WRITTEN INSTRUCTION »
All of the entries must be reproduced exactly, with no images carried over.

Recorded data:
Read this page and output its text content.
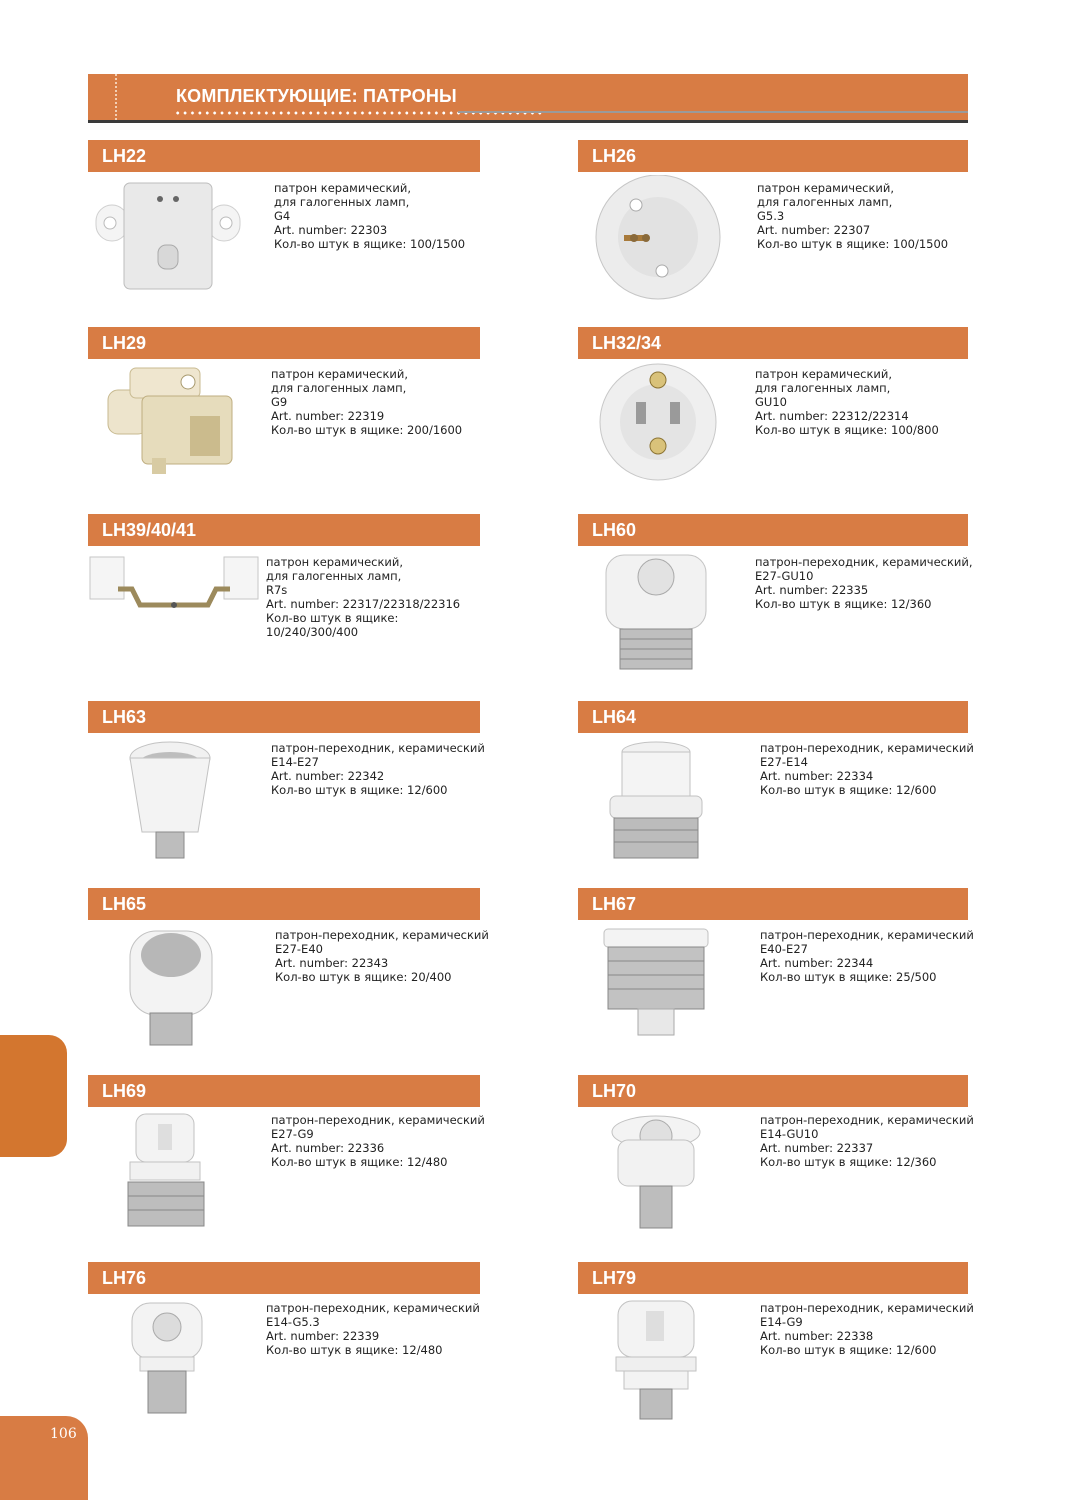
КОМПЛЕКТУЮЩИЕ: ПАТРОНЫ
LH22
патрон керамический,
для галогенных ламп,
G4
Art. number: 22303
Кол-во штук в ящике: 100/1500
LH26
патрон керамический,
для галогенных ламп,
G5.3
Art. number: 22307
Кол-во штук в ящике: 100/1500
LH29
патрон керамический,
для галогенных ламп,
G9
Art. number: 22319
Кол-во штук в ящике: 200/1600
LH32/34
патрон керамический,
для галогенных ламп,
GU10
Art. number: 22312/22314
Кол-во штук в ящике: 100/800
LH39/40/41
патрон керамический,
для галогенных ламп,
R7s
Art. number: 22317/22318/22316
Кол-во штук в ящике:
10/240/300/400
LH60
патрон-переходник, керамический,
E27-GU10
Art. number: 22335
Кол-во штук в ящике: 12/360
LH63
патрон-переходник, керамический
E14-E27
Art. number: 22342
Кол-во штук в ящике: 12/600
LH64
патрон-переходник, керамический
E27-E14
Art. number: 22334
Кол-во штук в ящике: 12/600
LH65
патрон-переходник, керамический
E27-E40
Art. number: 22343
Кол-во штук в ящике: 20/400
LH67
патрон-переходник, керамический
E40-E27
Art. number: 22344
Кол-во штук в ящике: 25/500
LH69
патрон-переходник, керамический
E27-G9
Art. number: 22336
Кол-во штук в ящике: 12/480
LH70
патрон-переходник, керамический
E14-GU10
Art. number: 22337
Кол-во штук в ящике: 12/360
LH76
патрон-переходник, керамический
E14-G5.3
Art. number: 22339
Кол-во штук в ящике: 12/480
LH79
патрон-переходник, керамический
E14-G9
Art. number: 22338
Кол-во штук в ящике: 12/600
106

RESULT OF THE TASK »
Read this page and output its text content.
КОМПЛЕКТУЮЩИЕ: ПАТРОНЫ
LH22
патрон керамический,
для галогенных ламп,
G4
Art. number: 22303
Кол-во штук в ящике: 100/1500
LH26
патрон керамический,
для галогенных ламп,
G5.3
Art. number: 22307
Кол-во штук в ящике: 100/1500
LH29
патрон керамический,
для галогенных ламп,
G9
Art. number: 22319
Кол-во штук в ящике: 200/1600
LH32/34
патрон керамический,
для галогенных ламп,
GU10
Art. number: 22312/22314
Кол-во штук в ящике: 100/800
LH39/40/41
патрон керамический,
для галогенных ламп,
R7s
Art. number: 22317/22318/22316
Кол-во штук в ящике:
10/240/300/400
LH60
патрон-переходник, керамический,
E27-GU10
Art. number: 22335
Кол-во штук в ящике: 12/360
LH63
патрон-переходник, керамический
E14-E27
Art. number: 22342
Кол-во штук в ящике: 12/600
LH64
патрон-переходник, керамический
E27-E14
Art. number: 22334
Кол-во штук в ящике: 12/600
LH65
патрон-переходник, керамический
E27-E40
Art. number: 22343
Кол-во штук в ящике: 20/400
LH67
патрон-переходник, керамический
E40-E27
Art. number: 22344
Кол-во штук в ящике: 25/500
LH69
патрон-переходник, керамический
E27-G9
Art. number: 22336
Кол-во штук в ящике: 12/480
LH70
патрон-переходник, керамический
E14-GU10
Art. number: 22337
Кол-во штук в ящике: 12/360
LH76
патрон-переходник, керамический
E14-G5.3
Art. number: 22339
Кол-во штук в ящике: 12/480
LH79
патрон-переходник, керамический
E14-G9
Art. number: 22338
Кол-во штук в ящике: 12/600
106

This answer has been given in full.